**WRITTEN TASK**
The records that follow should be retyped word for word.

Saved entries:
'''

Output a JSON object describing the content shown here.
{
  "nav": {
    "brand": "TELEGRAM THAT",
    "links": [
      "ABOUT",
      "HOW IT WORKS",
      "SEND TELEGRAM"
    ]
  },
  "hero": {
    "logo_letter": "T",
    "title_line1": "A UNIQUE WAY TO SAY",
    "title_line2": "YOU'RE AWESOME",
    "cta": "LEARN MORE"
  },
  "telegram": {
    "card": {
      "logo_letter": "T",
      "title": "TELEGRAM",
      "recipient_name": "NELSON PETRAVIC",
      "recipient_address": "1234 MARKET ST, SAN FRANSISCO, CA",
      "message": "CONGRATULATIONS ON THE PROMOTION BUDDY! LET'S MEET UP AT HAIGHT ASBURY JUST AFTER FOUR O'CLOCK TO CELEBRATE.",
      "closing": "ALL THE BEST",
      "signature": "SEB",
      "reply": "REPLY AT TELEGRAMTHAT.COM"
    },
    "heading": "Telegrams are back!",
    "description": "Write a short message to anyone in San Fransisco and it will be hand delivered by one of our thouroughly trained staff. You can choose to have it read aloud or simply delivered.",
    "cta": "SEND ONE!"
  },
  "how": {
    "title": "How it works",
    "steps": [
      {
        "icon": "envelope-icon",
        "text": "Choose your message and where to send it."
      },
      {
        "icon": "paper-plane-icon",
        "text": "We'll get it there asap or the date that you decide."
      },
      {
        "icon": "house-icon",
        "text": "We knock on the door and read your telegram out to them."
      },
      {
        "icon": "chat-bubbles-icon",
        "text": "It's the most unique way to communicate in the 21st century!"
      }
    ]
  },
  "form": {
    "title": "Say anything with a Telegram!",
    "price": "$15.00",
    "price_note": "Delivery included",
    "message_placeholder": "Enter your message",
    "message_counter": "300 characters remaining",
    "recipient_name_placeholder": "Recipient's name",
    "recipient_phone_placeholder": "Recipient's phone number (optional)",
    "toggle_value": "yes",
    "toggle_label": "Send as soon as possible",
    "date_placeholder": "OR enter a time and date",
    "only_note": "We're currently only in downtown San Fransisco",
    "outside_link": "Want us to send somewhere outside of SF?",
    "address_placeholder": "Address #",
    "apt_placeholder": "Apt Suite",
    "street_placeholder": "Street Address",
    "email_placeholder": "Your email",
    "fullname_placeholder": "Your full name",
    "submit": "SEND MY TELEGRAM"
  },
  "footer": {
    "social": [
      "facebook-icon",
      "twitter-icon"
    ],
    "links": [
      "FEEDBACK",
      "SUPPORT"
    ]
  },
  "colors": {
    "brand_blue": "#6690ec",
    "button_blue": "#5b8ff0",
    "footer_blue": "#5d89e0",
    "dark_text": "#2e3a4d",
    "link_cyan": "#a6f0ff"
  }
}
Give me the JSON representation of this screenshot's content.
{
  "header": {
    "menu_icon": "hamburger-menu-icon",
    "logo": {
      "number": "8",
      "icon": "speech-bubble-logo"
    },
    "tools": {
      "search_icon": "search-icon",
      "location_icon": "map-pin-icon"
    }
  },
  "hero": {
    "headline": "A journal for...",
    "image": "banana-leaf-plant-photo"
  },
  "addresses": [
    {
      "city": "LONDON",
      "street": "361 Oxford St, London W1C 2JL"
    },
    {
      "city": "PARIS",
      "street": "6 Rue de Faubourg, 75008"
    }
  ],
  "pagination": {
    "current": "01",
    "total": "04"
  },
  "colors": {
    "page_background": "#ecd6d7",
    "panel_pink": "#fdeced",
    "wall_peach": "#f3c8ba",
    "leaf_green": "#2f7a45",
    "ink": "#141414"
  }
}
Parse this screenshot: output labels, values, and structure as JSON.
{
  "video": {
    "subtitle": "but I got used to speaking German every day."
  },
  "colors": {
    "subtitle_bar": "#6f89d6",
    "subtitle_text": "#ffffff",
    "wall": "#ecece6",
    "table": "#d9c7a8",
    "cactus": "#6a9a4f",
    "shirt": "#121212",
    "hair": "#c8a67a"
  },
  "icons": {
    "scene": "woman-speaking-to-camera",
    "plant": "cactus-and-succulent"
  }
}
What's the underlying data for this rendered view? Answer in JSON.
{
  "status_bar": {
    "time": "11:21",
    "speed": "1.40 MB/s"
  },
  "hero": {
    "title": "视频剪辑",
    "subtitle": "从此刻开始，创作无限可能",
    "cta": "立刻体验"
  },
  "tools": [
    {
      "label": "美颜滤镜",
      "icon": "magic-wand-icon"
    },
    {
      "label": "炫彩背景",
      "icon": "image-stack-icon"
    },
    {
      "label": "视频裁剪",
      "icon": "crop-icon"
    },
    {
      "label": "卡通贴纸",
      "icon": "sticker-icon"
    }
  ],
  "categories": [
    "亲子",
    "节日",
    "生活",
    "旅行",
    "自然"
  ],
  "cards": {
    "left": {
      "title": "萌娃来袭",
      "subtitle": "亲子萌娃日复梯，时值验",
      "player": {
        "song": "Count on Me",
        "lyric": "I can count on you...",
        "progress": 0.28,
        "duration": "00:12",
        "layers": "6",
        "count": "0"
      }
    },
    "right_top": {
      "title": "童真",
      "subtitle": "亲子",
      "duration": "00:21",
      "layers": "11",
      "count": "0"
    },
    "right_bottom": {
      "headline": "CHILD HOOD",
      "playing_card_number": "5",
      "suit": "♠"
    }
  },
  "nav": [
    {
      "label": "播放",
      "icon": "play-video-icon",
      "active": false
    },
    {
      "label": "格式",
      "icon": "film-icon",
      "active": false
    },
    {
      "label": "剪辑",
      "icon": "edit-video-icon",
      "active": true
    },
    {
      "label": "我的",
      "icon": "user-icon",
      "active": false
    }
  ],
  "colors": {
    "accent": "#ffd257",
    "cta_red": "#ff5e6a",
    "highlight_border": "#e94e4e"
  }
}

'''

**WRITTEN RESPONSE**
Output a JSON object describing the content shown here.
{
  "nav": {
    "brand": "TELEGRAM THAT",
    "links": [
      "ABOUT",
      "HOW IT WORKS",
      "SEND TELEGRAM"
    ]
  },
  "hero": {
    "logo_letter": "T",
    "title_line1": "A UNIQUE WAY TO SAY",
    "title_line2": "YOU'RE AWESOME",
    "cta": "LEARN MORE"
  },
  "telegram": {
    "card": {
      "logo_letter": "T",
      "title": "TELEGRAM",
      "recipient_name": "NELSON PETRAVIC",
      "recipient_address": "1234 MARKET ST, SAN FRANSISCO, CA",
      "message": "CONGRATULATIONS ON THE PROMOTION BUDDY! LET'S MEET UP AT HAIGHT ASBURY JUST AFTER FOUR O'CLOCK TO CELEBRATE.",
      "closing": "ALL THE BEST",
      "signature": "SEB",
      "reply": "REPLY AT TELEGRAMTHAT.COM"
    },
    "heading": "Telegrams are back!",
    "description": "Write a short message to anyone in San Fransisco and it will be hand delivered by one of our thouroughly trained staff. You can choose to have it read aloud or simply delivered.",
    "cta": "SEND ONE!"
  },
  "how": {
    "title": "How it works",
    "steps": [
      {
        "icon": "envelope-icon",
        "text": "Choose your message and where to send it."
      },
      {
        "icon": "paper-plane-icon",
        "text": "We'll get it there asap or the date that you decide."
      },
      {
        "icon": "house-icon",
        "text": "We knock on the door and read your telegram out to them."
      },
      {
        "icon": "chat-bubbles-icon",
        "text": "It's the most unique way to communicate in the 21st century!"
      }
    ]
  },
  "form": {
    "title": "Say anything with a Telegram!",
    "price": "$15.00",
    "price_note": "Delivery included",
    "message_placeholder": "Enter your message",
    "message_counter": "300 characters remaining",
    "recipient_name_placeholder": "Recipient's name",
    "recipient_phone_placeholder": "Recipient's phone number (optional)",
    "toggle_value": "yes",
    "toggle_label": "Send as soon as possible",
    "date_placeholder": "OR enter a time and date",
    "only_note": "We're currently only in downtown San Fransisco",
    "outside_link": "Want us to send somewhere outside of SF?",
    "address_placeholder": "Address #",
    "apt_placeholder": "Apt Suite",
    "street_placeholder": "Street Address",
    "email_placeholder": "Your email",
    "fullname_placeholder": "Your full name",
    "submit": "SEND MY TELEGRAM"
  },
  "footer": {
    "social": [
      "facebook-icon",
      "twitter-icon"
    ],
    "links": [
      "FEEDBACK",
      "SUPPORT"
    ]
  },
  "colors": {
    "brand_blue": "#6690ec",
    "button_blue": "#5b8ff0",
    "footer_blue": "#5d89e0",
    "dark_text": "#2e3a4d",
    "link_cyan": "#a6f0ff"
  }
}
Give me the JSON representation of this screenshot's content.
{
  "header": {
    "menu_icon": "hamburger-menu-icon",
    "logo": {
      "number": "8",
      "icon": "speech-bubble-logo"
    },
    "tools": {
      "search_icon": "search-icon",
      "location_icon": "map-pin-icon"
    }
  },
  "hero": {
    "headline": "A journal for...",
    "image": "banana-leaf-plant-photo"
  },
  "addresses": [
    {
      "city": "LONDON",
      "street": "361 Oxford St, London W1C 2JL"
    },
    {
      "city": "PARIS",
      "street": "6 Rue de Faubourg, 75008"
    }
  ],
  "pagination": {
    "current": "01",
    "total": "04"
  },
  "colors": {
    "page_background": "#ecd6d7",
    "panel_pink": "#fdeced",
    "wall_peach": "#f3c8ba",
    "leaf_green": "#2f7a45",
    "ink": "#141414"
  }
}
Parse this screenshot: output labels, values, and structure as JSON.
{
  "video": {
    "subtitle": "but I got used to speaking German every day."
  },
  "colors": {
    "subtitle_bar": "#6f89d6",
    "subtitle_text": "#ffffff",
    "wall": "#ecece6",
    "table": "#d9c7a8",
    "cactus": "#6a9a4f",
    "shirt": "#121212",
    "hair": "#c8a67a"
  },
  "icons": {
    "scene": "woman-speaking-to-camera",
    "plant": "cactus-and-succulent"
  }
}
What's the underlying data for this rendered view? Answer in JSON.
{
  "status_bar": {
    "time": "11:21",
    "speed": "1.40 MB/s"
  },
  "hero": {
    "title": "视频剪辑",
    "subtitle": "从此刻开始，创作无限可能",
    "cta": "立刻体验"
  },
  "tools": [
    {
      "label": "美颜滤镜",
      "icon": "magic-wand-icon"
    },
    {
      "label": "炫彩背景",
      "icon": "image-stack-icon"
    },
    {
      "label": "视频裁剪",
      "icon": "crop-icon"
    },
    {
      "label": "卡通贴纸",
      "icon": "sticker-icon"
    }
  ],
  "categories": [
    "亲子",
    "节日",
    "生活",
    "旅行",
    "自然"
  ],
  "cards": {
    "left": {
      "title": "萌娃来袭",
      "subtitle": "亲子萌娃日复梯，时值验",
      "player": {
        "song": "Count on Me",
        "lyric": "I can count on you...",
        "progress": 0.28,
        "duration": "00:12",
        "layers": "6",
        "count": "0"
      }
    },
    "right_top": {
      "title": "童真",
      "subtitle": "亲子",
      "duration": "00:21",
      "layers": "11",
      "count": "0"
    },
    "right_bottom": {
      "headline": "CHILD HOOD",
      "playing_card_number": "5",
      "suit": "♠"
    }
  },
  "nav": [
    {
      "label": "播放",
      "icon": "play-video-icon",
      "active": false
    },
    {
      "label": "格式",
      "icon": "film-icon",
      "active": false
    },
    {
      "label": "剪辑",
      "icon": "edit-video-icon",
      "active": true
    },
    {
      "label": "我的",
      "icon": "user-icon",
      "active": false
    }
  ],
  "colors": {
    "accent": "#ffd257",
    "cta_red": "#ff5e6a",
    "highlight_border": "#e94e4e"
  }
}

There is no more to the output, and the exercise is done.